Please copy all of the data below line for line, changing nothing.

[Box annotation data]
▼▼▼

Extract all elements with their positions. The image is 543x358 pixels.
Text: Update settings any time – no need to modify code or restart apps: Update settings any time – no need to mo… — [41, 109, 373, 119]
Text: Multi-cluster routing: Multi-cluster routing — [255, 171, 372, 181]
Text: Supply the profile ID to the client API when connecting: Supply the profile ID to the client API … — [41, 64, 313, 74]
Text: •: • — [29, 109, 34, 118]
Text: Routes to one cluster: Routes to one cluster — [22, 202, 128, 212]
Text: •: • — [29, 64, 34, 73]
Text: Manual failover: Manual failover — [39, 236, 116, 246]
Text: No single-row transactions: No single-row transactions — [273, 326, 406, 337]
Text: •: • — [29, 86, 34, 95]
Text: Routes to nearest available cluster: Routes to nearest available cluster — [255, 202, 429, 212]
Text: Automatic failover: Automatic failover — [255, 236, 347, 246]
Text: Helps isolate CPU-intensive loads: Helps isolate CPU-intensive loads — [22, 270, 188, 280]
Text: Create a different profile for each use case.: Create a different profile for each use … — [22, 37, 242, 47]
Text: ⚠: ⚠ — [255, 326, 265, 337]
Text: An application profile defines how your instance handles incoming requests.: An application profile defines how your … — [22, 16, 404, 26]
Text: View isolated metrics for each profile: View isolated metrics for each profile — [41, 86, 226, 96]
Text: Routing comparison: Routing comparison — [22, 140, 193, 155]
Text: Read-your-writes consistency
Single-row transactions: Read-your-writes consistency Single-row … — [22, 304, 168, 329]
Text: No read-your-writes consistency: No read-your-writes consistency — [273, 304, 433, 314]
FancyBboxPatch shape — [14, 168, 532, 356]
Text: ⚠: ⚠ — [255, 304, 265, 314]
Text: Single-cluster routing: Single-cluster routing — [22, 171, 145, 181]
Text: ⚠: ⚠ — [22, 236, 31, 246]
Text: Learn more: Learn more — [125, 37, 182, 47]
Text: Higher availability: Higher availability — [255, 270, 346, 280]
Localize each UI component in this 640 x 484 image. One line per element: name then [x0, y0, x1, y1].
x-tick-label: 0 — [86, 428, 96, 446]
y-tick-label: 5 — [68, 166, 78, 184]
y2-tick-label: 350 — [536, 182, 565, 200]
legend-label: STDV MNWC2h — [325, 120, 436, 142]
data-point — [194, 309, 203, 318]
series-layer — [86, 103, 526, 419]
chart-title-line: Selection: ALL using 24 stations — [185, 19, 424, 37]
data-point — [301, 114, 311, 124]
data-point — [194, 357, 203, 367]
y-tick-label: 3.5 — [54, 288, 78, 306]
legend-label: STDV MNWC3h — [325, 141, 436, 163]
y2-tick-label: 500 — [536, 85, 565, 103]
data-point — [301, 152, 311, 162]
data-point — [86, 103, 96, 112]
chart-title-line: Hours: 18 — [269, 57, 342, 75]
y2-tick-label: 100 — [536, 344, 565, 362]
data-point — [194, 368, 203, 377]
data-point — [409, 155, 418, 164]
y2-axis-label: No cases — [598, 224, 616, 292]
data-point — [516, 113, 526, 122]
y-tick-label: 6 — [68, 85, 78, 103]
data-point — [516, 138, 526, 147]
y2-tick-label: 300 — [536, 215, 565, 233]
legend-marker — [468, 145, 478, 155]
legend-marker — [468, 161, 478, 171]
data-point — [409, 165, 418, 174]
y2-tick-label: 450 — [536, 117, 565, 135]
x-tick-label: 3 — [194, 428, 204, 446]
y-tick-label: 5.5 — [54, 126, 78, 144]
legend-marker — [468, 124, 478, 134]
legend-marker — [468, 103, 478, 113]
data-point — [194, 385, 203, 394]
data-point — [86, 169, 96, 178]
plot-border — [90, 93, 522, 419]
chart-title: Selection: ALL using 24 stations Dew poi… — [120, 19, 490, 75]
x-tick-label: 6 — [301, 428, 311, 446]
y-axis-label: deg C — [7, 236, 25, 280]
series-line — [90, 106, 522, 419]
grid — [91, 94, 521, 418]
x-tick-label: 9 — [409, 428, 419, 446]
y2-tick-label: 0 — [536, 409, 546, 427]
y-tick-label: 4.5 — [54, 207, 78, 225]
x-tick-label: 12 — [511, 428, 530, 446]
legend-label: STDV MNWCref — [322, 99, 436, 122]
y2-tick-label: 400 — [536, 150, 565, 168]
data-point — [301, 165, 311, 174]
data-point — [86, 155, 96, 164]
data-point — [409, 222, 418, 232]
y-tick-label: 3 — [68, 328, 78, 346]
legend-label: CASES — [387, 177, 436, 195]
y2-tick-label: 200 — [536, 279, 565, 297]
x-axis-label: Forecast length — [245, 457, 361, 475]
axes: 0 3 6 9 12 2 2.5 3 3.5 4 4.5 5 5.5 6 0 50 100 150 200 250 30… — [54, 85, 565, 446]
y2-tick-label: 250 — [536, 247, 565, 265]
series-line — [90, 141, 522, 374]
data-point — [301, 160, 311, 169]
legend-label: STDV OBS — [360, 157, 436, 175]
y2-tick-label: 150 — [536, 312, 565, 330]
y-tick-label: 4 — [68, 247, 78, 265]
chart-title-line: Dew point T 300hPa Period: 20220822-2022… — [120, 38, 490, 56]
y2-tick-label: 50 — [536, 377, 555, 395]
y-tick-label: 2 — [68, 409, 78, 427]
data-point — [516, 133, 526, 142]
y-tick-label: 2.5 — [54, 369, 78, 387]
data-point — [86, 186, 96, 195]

▲▲▲

Exercise result –
Extract all elements with their positions. The image is 543x358 pixels.
Text: Update settings any time – no need to modify code or restart apps: Update settings any time – no need to mo… — [41, 109, 373, 119]
Text: Multi-cluster routing: Multi-cluster routing — [255, 171, 372, 181]
Text: Supply the profile ID to the client API when connecting: Supply the profile ID to the client API … — [41, 64, 313, 74]
Text: •: • — [29, 109, 34, 118]
Text: Routes to one cluster: Routes to one cluster — [22, 202, 128, 212]
Text: •: • — [29, 64, 34, 73]
Text: Manual failover: Manual failover — [39, 236, 116, 246]
Text: No single-row transactions: No single-row transactions — [273, 326, 406, 337]
Text: •: • — [29, 86, 34, 95]
Text: Routes to nearest available cluster: Routes to nearest available cluster — [255, 202, 429, 212]
Text: Automatic failover: Automatic failover — [255, 236, 347, 246]
Text: Helps isolate CPU-intensive loads: Helps isolate CPU-intensive loads — [22, 270, 188, 280]
Text: Create a different profile for each use case.: Create a different profile for each use … — [22, 37, 242, 47]
Text: ⚠: ⚠ — [255, 326, 265, 337]
Text: An application profile defines how your instance handles incoming requests.: An application profile defines how your … — [22, 16, 404, 26]
Text: View isolated metrics for each profile: View isolated metrics for each profile — [41, 86, 226, 96]
Text: Routing comparison: Routing comparison — [22, 140, 193, 155]
Text: Read-your-writes consistency
Single-row transactions: Read-your-writes consistency Single-row … — [22, 304, 168, 329]
Text: No read-your-writes consistency: No read-your-writes consistency — [273, 304, 433, 314]
FancyBboxPatch shape — [14, 168, 532, 356]
Text: ⚠: ⚠ — [255, 304, 265, 314]
Text: Single-cluster routing: Single-cluster routing — [22, 171, 145, 181]
Text: ⚠: ⚠ — [22, 236, 31, 246]
Text: Learn more: Learn more — [125, 37, 182, 47]
Text: Higher availability: Higher availability — [255, 270, 346, 280]
Localize each UI component in this 640 x 484 image. One line per element: name then [x0, y0, x1, y1].
x-tick-label: 0 — [86, 428, 96, 446]
y-tick-label: 5 — [68, 166, 78, 184]
y2-tick-label: 350 — [536, 182, 565, 200]
legend-label: STDV MNWC2h — [325, 120, 436, 142]
data-point — [194, 309, 203, 318]
series-layer — [86, 103, 526, 419]
chart-title-line: Selection: ALL using 24 stations — [185, 19, 424, 37]
data-point — [301, 114, 311, 124]
data-point — [194, 357, 203, 367]
y-tick-label: 3.5 — [54, 288, 78, 306]
legend-label: STDV MNWC3h — [325, 141, 436, 163]
y2-tick-label: 500 — [536, 85, 565, 103]
data-point — [301, 152, 311, 162]
data-point — [86, 103, 96, 112]
chart-title-line: Hours: 18 — [269, 57, 342, 75]
y2-tick-label: 100 — [536, 344, 565, 362]
data-point — [194, 368, 203, 377]
data-point — [409, 155, 418, 164]
y2-axis-label: No cases — [598, 224, 616, 292]
data-point — [516, 113, 526, 122]
y-tick-label: 6 — [68, 85, 78, 103]
data-point — [516, 138, 526, 147]
y2-tick-label: 300 — [536, 215, 565, 233]
legend-marker — [468, 145, 478, 155]
legend-marker — [468, 161, 478, 171]
data-point — [409, 165, 418, 174]
y2-tick-label: 450 — [536, 117, 565, 135]
x-tick-label: 3 — [194, 428, 204, 446]
y-tick-label: 5.5 — [54, 126, 78, 144]
legend-marker — [468, 124, 478, 134]
legend-marker — [468, 103, 478, 113]
data-point — [194, 385, 203, 394]
data-point — [86, 169, 96, 178]
plot-border — [90, 93, 522, 419]
chart-title: Selection: ALL using 24 stations Dew poi… — [120, 19, 490, 75]
x-tick-label: 6 — [301, 428, 311, 446]
y-axis-label: deg C — [7, 236, 25, 280]
series-line — [90, 106, 522, 419]
grid — [91, 94, 521, 418]
x-tick-label: 9 — [409, 428, 419, 446]
y2-tick-label: 0 — [536, 409, 546, 427]
y-tick-label: 4.5 — [54, 207, 78, 225]
x-tick-label: 12 — [511, 428, 530, 446]
legend-label: STDV MNWCref — [322, 99, 436, 122]
y2-tick-label: 400 — [536, 150, 565, 168]
data-point — [301, 165, 311, 174]
data-point — [86, 155, 96, 164]
data-point — [409, 222, 418, 232]
y-tick-label: 3 — [68, 328, 78, 346]
legend-label: CASES — [387, 177, 436, 195]
y2-tick-label: 200 — [536, 279, 565, 297]
x-axis-label: Forecast length — [245, 457, 361, 475]
axes: 0 3 6 9 12 2 2.5 3 3.5 4 4.5 5 5.5 6 0 50 100 150 200 250 30… — [54, 85, 565, 446]
y2-tick-label: 250 — [536, 247, 565, 265]
series-line — [90, 141, 522, 374]
data-point — [301, 160, 311, 169]
legend-label: STDV OBS — [360, 157, 436, 175]
y2-tick-label: 150 — [536, 312, 565, 330]
y-tick-label: 4 — [68, 247, 78, 265]
chart-title-line: Dew point T 300hPa Period: 20220822-2022… — [120, 38, 490, 56]
y2-tick-label: 50 — [536, 377, 555, 395]
y-tick-label: 2 — [68, 409, 78, 427]
data-point — [516, 133, 526, 142]
y-tick-label: 2.5 — [54, 369, 78, 387]
data-point — [86, 186, 96, 195]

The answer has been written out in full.